* BRIEF
Please answer these questions from the discourse marker lexicon text below.
1. Which typology do the rhetorical senses of each connective follow?
2. The lexicon was created as part of CLUL's participation in which COST Action?
3. Besides conjunctions, adverbs and phrases, what word class does the lexicon count as connectives?

* DOCUMENT EXTRACT
Portuguese Lexicon of Discourse Markers
The Lexicon of Discourse Markers (LDM-PT) provides a set of lexical items in Portuguese that have the function of structuring discourse and ensuring textual cohesion and coherence at intra-sentential and inter-sentential levels. Each connective is associated to the set of its rhetorical senses, following the PDTB - Penn Discourse Treebank typology. The lexicon was created in the scope of CLUL's participation in the COST Action TextTLinK - Structuring Discourse in Multilingual Europe.
Discourse markers are taken as a broad category that includes cohesive devices and also pragmatic markers with interactional and modal meanings but the lexicon includes for now discourse connectives. We consider that discourse connectives do not vary regarding inflection, they express a two-place semantic relation, have propositional arguments and are not integrated in the predicative structure. This includes conjunctions, adverbs and phrases, but also prepositions, which we consider in our list of connectives. We also include in the lexicon Alternative Lexicalizations (AltLex), i.e, alternative expressions that denote a cohesive relation, making it redundant to supply an implicit connective in the context. For instance, the cohesive relation contrast is frequently denoted through the following AltLex: acontece que ‘it happens that’, diga-se que ‘let it be said that’, dito isso / posto isso ‘this being said’, não deixa de ser verdade que ‘it is nevertheless true that’.

* SUPPLIED DATA
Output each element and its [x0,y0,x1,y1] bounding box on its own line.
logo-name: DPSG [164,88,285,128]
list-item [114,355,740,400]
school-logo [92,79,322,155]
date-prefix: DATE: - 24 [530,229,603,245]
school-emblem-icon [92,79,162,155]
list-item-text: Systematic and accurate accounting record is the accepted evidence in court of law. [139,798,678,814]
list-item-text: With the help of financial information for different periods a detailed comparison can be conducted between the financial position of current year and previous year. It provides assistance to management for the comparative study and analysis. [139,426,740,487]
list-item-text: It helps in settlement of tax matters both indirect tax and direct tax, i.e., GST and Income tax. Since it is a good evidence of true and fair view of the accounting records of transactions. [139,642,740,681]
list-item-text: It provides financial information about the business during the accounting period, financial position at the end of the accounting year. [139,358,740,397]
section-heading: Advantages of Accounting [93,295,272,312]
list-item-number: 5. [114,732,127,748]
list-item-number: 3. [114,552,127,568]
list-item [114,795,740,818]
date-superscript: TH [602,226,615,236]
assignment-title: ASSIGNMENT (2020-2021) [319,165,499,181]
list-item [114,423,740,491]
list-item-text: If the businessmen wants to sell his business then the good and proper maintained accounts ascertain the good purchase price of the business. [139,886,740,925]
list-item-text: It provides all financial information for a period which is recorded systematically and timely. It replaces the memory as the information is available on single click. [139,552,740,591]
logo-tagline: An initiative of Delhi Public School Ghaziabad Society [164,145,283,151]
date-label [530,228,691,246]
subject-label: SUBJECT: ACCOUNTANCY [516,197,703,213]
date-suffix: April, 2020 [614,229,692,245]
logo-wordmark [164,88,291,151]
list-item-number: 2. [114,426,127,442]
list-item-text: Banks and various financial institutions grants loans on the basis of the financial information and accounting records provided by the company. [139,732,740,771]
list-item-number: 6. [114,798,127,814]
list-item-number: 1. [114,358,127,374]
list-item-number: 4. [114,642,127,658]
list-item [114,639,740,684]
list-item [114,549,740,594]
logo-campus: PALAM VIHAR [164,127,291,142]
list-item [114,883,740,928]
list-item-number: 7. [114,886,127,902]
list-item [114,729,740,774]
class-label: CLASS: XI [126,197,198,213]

* TASK SOLUTION
1. The PDTB (Penn Discourse Treebank) typology.
2. TextTLinK - Structuring Discourse in Multilingual Europe.
3. Prepositions.